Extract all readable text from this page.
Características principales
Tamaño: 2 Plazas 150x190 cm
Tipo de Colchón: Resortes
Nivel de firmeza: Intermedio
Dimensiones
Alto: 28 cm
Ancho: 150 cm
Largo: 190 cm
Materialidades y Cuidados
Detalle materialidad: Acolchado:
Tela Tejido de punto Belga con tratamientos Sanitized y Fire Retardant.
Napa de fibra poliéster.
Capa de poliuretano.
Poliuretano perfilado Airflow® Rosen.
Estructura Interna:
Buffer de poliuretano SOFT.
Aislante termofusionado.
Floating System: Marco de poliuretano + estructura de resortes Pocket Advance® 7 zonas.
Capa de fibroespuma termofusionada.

========================

» **Work instructions**
The records above need to be transcribed in full. Keep every character unchanged.

» **Output for this exercise**
Extract all readable text from this page.
Características principales
Tamaño: 2 Plazas 150x190 cm
Tipo de Colchón: Resortes
Nivel de firmeza: Intermedio
Dimensiones
Alto: 28 cm
Ancho: 150 cm
Largo: 190 cm
Materialidades y Cuidados
Detalle materialidad: Acolchado:
Tela Tejido de punto Belga con tratamientos Sanitized y Fire Retardant.
Napa de fibra poliéster.
Capa de poliuretano.
Poliuretano perfilado Airflow® Rosen.
Estructura Interna:
Buffer de poliuretano SOFT.
Aislante termofusionado.
Floating System: Marco de poliuretano + estructura de resortes Pocket Advance® 7 zonas.
Capa de fibroespuma termofusionada.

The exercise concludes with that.